-------- Dataset excerpts --------

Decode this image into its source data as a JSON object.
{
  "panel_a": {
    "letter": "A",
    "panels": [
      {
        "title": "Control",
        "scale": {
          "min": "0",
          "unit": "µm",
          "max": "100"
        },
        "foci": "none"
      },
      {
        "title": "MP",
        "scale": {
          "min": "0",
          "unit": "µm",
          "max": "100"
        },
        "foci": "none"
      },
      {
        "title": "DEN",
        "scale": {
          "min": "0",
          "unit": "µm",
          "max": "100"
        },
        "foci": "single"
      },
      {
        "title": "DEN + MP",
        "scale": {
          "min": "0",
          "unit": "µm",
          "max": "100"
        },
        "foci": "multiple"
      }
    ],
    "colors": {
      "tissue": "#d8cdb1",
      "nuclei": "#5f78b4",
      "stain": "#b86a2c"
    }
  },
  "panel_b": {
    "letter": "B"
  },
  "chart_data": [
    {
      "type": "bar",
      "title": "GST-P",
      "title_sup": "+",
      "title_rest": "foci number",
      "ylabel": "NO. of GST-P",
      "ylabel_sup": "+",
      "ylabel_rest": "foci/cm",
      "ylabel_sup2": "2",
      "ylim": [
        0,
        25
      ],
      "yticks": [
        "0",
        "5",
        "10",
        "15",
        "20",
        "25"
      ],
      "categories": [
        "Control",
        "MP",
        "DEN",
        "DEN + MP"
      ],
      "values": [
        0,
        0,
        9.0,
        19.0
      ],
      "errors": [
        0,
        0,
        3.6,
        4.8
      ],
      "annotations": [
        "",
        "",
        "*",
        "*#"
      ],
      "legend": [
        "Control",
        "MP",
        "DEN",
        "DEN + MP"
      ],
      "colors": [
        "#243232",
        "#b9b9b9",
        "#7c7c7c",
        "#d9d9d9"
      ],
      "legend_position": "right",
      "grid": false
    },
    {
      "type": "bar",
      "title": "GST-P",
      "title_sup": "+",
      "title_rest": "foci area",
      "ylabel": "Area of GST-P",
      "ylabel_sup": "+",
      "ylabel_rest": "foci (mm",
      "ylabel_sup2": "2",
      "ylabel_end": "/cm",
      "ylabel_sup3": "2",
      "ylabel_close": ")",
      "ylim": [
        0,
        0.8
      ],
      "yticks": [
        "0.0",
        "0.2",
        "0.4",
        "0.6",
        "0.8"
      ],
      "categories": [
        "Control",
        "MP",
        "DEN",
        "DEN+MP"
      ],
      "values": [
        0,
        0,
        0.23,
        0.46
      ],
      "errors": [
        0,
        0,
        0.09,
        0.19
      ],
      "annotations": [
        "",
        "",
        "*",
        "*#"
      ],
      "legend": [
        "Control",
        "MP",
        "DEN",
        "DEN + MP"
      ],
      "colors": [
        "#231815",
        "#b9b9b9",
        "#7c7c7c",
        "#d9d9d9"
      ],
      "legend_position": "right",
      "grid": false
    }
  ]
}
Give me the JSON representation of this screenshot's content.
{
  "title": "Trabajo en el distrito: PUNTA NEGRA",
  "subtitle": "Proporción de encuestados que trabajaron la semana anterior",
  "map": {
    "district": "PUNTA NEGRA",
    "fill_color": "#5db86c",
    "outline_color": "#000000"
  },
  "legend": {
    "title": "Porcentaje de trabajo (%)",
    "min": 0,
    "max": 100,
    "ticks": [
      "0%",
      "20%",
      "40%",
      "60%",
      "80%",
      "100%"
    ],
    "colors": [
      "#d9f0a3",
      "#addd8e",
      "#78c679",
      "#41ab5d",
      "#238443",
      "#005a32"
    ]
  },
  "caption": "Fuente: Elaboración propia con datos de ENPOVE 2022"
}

--------

**Goal**
Note how many lines in the listing above hold the string "this", then give only that figure.

**Answer below**
2